◆ **Given problem**:
Show every line below where "Bessere" can be found.

◆ **Data supplied**:
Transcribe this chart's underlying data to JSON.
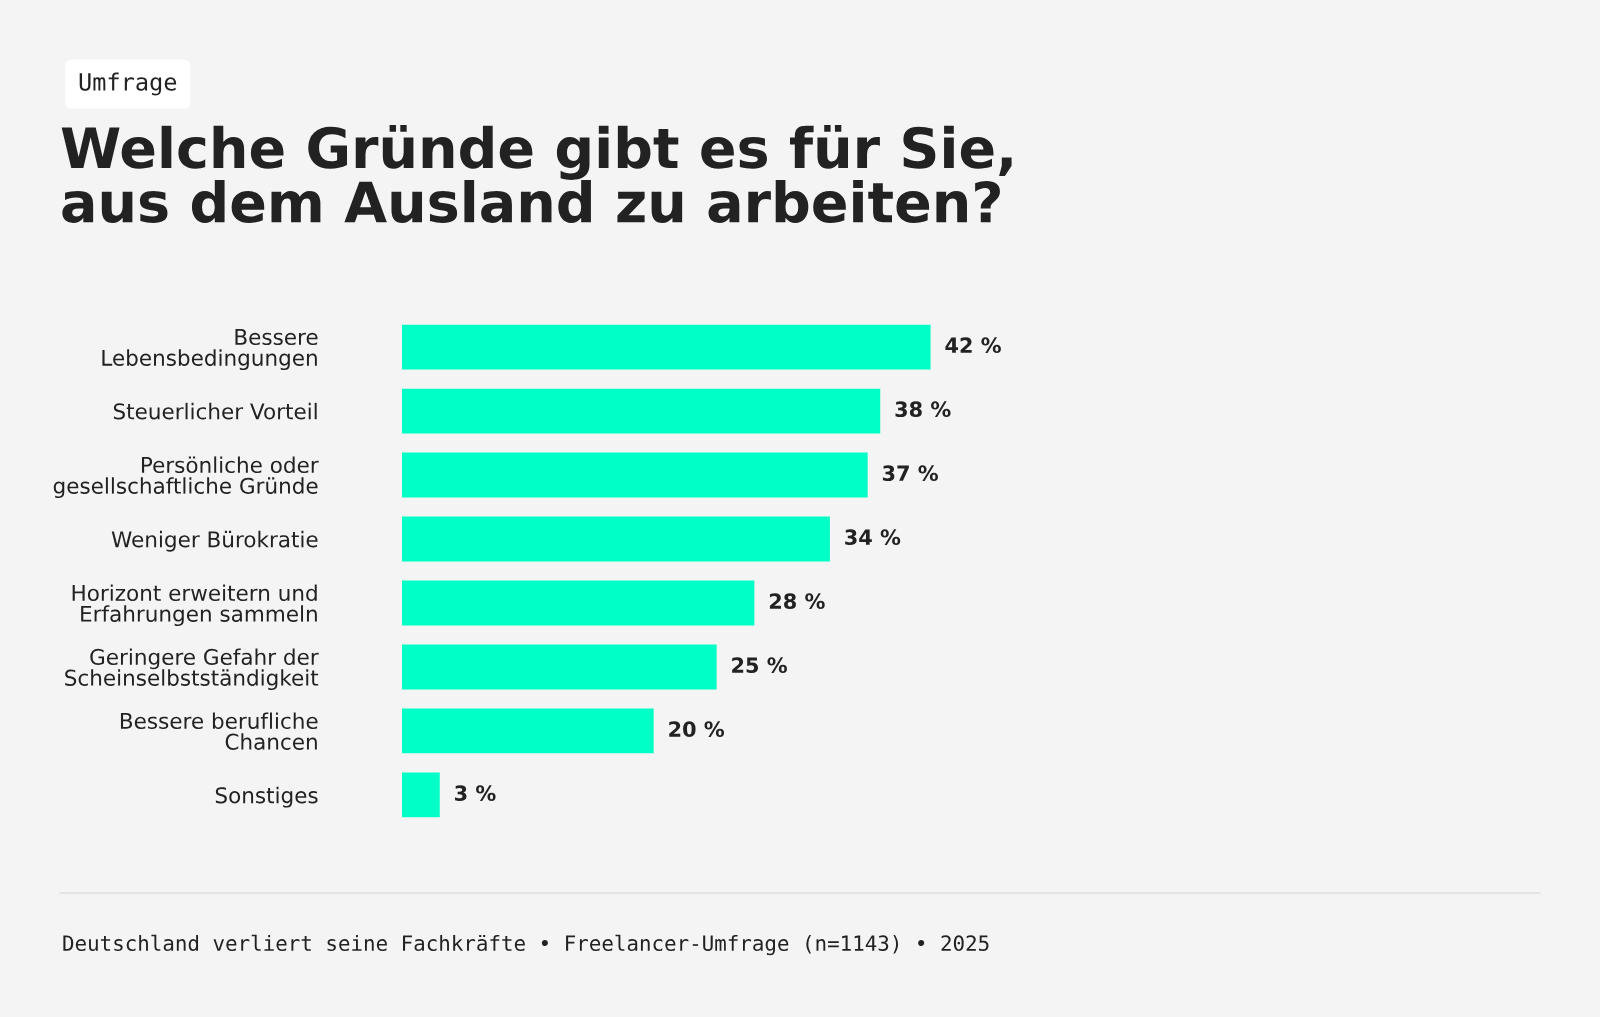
{
  "chart_data": {
    "type": "bar",
    "orientation": "horizontal",
    "title": "Welche Gründe gibt es für Sie,\naus dem Ausland zu arbeiten?",
    "categories": [
      "Bessere\nLebensbedingungen",
      "Steuerlicher Vorteil",
      "Persönliche oder\ngesellschaftliche Gründe",
      "Weniger Bürokratie",
      "Horizont erweitern und\nErfahrungen sammeln",
      "Geringere Gefahr der\nScheinselbstständigkeit",
      "Bessere berufliche\nChancen",
      "Sonstiges"
    ],
    "values": [
      42,
      38,
      37,
      34,
      28,
      25,
      20,
      3
    ],
    "value_labels": [
      "42 %",
      "38 %",
      "37 %",
      "34 %",
      "28 %",
      "25 %",
      "20 %",
      "3 %"
    ],
    "color": "#00ffc6",
    "annotations": [
      "Umfrage",
      "Deutschland verliert seine Fachkräfte • Freelancer-Umfrage (n=1143) • 2025"
    ],
    "grid": false,
    "legend": false
  }
}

◆ **Complete output**:
      "Bessere\nLebensbedingungen",
      "Bessere berufliche\nChancen",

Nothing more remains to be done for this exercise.